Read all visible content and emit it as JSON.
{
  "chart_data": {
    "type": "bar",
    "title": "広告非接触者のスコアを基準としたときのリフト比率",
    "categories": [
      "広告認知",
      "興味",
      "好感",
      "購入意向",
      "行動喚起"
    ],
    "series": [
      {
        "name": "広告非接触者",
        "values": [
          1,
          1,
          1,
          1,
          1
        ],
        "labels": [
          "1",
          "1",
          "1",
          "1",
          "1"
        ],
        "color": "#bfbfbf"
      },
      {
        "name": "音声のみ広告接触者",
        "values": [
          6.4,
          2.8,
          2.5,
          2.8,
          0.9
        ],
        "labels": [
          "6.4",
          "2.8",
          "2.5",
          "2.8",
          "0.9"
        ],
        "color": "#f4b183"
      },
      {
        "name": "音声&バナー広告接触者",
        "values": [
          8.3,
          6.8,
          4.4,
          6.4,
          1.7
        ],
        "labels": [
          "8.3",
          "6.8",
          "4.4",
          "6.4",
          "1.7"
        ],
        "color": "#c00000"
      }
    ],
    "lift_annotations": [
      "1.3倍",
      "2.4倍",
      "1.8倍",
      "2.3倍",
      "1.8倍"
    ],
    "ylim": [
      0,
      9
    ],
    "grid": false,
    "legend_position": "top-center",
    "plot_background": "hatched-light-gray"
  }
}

****************

EXERCISE AIM:
Every line in the data above that contains "name" needs to be copied.

OUTPUT BELOW:
        "name": "広告非接触者",
        "name": "音声のみ広告接触者",
        "name": "音声&バナー広告接触者",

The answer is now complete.